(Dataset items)
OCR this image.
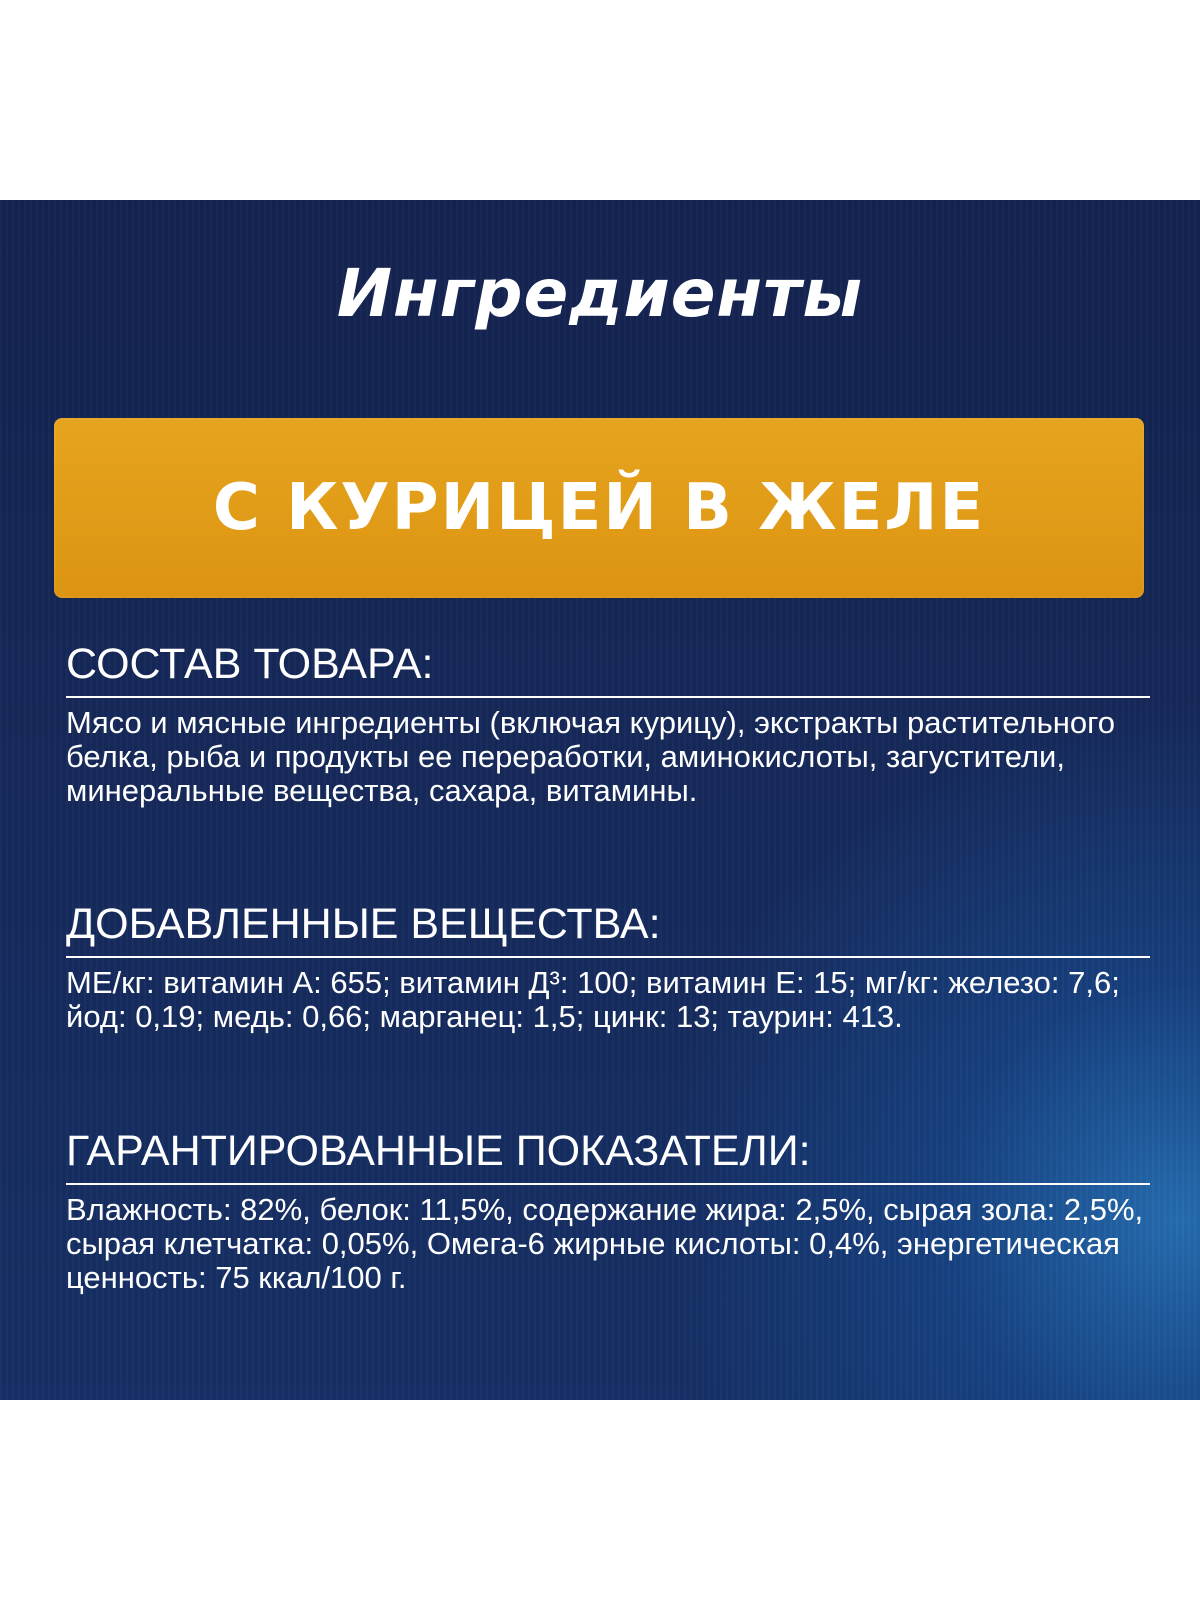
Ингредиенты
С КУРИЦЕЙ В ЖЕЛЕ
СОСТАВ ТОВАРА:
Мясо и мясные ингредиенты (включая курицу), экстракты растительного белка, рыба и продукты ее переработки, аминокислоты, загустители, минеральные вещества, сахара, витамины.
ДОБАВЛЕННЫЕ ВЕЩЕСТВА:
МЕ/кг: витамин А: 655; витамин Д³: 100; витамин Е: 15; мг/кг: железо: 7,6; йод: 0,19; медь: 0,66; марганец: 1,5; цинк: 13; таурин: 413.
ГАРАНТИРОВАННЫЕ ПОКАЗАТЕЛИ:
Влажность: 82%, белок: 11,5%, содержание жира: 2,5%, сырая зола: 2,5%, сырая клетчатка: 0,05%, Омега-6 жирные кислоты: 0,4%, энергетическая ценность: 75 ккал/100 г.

==

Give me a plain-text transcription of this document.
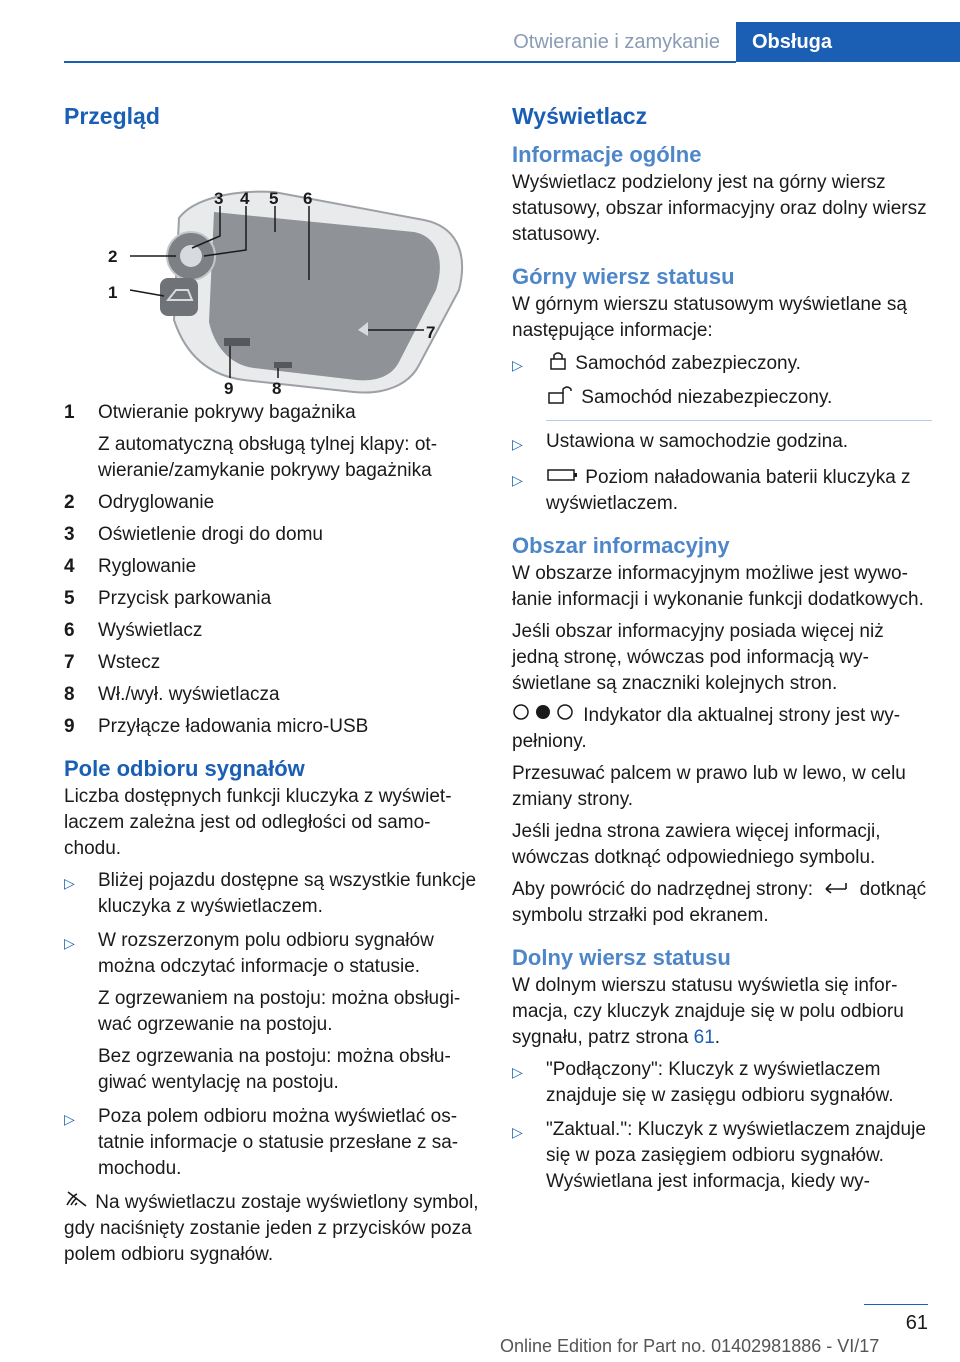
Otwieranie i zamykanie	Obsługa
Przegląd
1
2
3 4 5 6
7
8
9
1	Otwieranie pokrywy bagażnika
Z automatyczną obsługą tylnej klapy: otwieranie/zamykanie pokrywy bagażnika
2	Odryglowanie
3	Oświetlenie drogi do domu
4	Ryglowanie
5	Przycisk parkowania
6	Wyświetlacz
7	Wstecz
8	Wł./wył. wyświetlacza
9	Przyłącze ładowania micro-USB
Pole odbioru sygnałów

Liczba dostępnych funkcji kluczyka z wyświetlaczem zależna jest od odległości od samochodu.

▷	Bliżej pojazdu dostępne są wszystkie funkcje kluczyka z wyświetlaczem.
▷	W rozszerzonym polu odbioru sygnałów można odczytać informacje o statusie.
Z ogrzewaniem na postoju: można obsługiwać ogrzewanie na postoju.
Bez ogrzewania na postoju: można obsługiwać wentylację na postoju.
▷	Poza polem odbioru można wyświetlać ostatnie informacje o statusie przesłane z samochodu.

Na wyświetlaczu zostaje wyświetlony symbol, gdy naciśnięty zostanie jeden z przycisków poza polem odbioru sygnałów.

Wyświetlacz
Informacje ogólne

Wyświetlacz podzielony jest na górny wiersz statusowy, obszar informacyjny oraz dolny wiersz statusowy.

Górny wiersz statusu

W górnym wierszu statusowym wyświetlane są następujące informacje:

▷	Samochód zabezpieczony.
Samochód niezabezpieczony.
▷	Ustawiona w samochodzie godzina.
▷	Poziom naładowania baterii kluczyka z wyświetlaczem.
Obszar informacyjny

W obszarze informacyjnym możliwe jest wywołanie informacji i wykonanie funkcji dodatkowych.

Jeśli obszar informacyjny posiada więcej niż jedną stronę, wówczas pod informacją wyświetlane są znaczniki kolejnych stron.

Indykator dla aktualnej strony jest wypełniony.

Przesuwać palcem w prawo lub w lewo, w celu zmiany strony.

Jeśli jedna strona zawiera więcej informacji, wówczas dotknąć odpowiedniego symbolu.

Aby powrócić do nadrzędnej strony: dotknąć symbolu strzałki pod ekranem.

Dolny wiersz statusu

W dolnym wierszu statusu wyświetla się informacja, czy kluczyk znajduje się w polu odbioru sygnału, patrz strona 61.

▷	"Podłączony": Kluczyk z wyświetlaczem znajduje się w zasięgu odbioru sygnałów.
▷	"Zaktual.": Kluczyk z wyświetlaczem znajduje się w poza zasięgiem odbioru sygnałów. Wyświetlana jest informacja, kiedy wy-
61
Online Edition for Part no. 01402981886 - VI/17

---

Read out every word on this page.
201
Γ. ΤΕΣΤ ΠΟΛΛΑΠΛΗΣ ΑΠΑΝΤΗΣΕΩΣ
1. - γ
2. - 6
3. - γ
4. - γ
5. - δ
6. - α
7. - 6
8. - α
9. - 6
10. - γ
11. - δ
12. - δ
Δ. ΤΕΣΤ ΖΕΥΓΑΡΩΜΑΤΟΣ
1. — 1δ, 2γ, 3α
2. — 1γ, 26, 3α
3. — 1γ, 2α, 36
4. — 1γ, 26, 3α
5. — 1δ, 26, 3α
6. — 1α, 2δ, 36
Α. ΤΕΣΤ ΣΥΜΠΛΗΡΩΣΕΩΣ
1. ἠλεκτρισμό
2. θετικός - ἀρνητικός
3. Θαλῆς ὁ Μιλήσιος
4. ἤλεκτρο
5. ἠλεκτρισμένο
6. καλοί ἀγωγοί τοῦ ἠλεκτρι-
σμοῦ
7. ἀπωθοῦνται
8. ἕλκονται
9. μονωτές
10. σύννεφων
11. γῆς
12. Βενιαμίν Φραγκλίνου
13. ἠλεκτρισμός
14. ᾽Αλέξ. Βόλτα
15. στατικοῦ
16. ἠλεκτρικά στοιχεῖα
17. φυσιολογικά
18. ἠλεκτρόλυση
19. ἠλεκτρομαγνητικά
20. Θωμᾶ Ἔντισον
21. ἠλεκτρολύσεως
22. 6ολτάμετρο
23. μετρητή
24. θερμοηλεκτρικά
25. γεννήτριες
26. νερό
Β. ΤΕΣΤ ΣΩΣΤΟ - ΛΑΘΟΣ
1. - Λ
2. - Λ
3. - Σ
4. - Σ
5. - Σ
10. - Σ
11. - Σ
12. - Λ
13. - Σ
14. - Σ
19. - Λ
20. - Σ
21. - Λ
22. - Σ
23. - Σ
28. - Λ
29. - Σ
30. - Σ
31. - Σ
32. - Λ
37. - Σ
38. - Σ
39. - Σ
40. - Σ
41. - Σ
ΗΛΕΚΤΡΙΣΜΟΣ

**What the task asks:**
Work out how many lines in the records above contain the word "funkcji", and give only that number.

**Task result:**
2